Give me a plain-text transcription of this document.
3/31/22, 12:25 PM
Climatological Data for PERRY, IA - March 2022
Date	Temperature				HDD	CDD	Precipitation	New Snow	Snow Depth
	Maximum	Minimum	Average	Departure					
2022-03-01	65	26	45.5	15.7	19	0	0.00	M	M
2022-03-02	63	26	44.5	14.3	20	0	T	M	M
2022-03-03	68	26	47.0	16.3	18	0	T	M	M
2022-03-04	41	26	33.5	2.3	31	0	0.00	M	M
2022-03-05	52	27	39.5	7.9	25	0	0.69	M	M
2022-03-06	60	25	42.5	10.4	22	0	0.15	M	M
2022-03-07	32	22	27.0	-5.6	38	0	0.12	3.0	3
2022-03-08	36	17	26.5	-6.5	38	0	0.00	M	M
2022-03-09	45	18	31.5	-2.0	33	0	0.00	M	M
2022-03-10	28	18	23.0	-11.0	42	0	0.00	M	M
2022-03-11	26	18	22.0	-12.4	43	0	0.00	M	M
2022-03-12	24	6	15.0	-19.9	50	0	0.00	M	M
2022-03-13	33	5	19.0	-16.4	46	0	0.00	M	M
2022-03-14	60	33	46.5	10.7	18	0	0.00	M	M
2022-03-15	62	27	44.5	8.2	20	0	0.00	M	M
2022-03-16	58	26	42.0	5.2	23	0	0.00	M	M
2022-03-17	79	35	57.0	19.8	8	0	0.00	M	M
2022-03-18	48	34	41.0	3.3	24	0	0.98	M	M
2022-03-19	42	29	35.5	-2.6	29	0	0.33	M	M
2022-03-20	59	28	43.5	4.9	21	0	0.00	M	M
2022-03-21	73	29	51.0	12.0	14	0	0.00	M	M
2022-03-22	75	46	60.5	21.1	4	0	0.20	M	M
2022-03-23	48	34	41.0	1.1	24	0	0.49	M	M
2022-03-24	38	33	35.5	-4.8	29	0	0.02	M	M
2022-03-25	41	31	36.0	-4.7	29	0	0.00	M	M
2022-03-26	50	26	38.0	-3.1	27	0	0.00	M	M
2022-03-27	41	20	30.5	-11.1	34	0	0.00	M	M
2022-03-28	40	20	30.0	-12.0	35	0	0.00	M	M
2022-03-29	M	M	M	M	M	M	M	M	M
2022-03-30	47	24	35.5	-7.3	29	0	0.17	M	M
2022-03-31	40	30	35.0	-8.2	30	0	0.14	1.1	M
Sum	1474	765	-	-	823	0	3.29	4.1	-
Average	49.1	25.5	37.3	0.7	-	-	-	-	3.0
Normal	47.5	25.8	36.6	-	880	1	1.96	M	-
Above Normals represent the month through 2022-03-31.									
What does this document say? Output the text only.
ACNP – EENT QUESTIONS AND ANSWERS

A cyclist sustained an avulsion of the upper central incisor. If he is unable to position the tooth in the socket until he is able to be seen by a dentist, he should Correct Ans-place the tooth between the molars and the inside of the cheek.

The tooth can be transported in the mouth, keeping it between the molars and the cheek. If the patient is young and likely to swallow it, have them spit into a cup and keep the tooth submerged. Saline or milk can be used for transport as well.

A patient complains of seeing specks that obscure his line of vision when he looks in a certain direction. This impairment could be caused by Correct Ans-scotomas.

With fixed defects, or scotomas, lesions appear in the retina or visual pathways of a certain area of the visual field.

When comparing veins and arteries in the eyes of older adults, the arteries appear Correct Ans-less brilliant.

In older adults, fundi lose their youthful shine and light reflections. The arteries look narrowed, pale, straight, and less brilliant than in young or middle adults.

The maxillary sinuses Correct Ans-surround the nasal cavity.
========================
» **Task to complete**: Repeat the data precisely, reproducing every entry.

» **Result for this exercise**:
Give me a plain-text transcription of this document.
3/31/22, 12:25 PM
Climatological Data for PERRY, IA - March 2022
Date	Temperature				HDD	CDD	Precipitation	New Snow	Snow Depth
	Maximum	Minimum	Average	Departure					
2022-03-01	65	26	45.5	15.7	19	0	0.00	M	M
2022-03-02	63	26	44.5	14.3	20	0	T	M	M
2022-03-03	68	26	47.0	16.3	18	0	T	M	M
2022-03-04	41	26	33.5	2.3	31	0	0.00	M	M
2022-03-05	52	27	39.5	7.9	25	0	0.69	M	M
2022-03-06	60	25	42.5	10.4	22	0	0.15	M	M
2022-03-07	32	22	27.0	-5.6	38	0	0.12	3.0	3
2022-03-08	36	17	26.5	-6.5	38	0	0.00	M	M
2022-03-09	45	18	31.5	-2.0	33	0	0.00	M	M
2022-03-10	28	18	23.0	-11.0	42	0	0.00	M	M
2022-03-11	26	18	22.0	-12.4	43	0	0.00	M	M
2022-03-12	24	6	15.0	-19.9	50	0	0.00	M	M
2022-03-13	33	5	19.0	-16.4	46	0	0.00	M	M
2022-03-14	60	33	46.5	10.7	18	0	0.00	M	M
2022-03-15	62	27	44.5	8.2	20	0	0.00	M	M
2022-03-16	58	26	42.0	5.2	23	0	0.00	M	M
2022-03-17	79	35	57.0	19.8	8	0	0.00	M	M
2022-03-18	48	34	41.0	3.3	24	0	0.98	M	M
2022-03-19	42	29	35.5	-2.6	29	0	0.33	M	M
2022-03-20	59	28	43.5	4.9	21	0	0.00	M	M
2022-03-21	73	29	51.0	12.0	14	0	0.00	M	M
2022-03-22	75	46	60.5	21.1	4	0	0.20	M	M
2022-03-23	48	34	41.0	1.1	24	0	0.49	M	M
2022-03-24	38	33	35.5	-4.8	29	0	0.02	M	M
2022-03-25	41	31	36.0	-4.7	29	0	0.00	M	M
2022-03-26	50	26	38.0	-3.1	27	0	0.00	M	M
2022-03-27	41	20	30.5	-11.1	34	0	0.00	M	M
2022-03-28	40	20	30.0	-12.0	35	0	0.00	M	M
2022-03-29	M	M	M	M	M	M	M	M	M
2022-03-30	47	24	35.5	-7.3	29	0	0.17	M	M
2022-03-31	40	30	35.0	-8.2	30	0	0.14	1.1	M
Sum	1474	765	-	-	823	0	3.29	4.1	-
Average	49.1	25.5	37.3	0.7	-	-	-	-	3.0
Normal	47.5	25.8	36.6	-	880	1	1.96	M	-
Above Normals represent the month through 2022-03-31.									
What does this document say? Output the text only.
ACNP – EENT QUESTIONS AND ANSWERS

A cyclist sustained an avulsion of the upper central incisor. If he is unable to position the tooth in the socket until he is able to be seen by a dentist, he should Correct Ans-place the tooth between the molars and the inside of the cheek.

The tooth can be transported in the mouth, keeping it between the molars and the cheek. If the patient is young and likely to swallow it, have them spit into a cup and keep the tooth submerged. Saline or milk can be used for transport as well.

A patient complains of seeing specks that obscure his line of vision when he looks in a certain direction. This impairment could be caused by Correct Ans-scotomas.

With fixed defects, or scotomas, lesions appear in the retina or visual pathways of a certain area of the visual field.

When comparing veins and arteries in the eyes of older adults, the arteries appear Correct Ans-less brilliant.

In older adults, fundi lose their youthful shine and light reflections. The arteries look narrowed, pale, straight, and less brilliant than in young or middle adults.

The maxillary sinuses Correct Ans-surround the nasal cavity.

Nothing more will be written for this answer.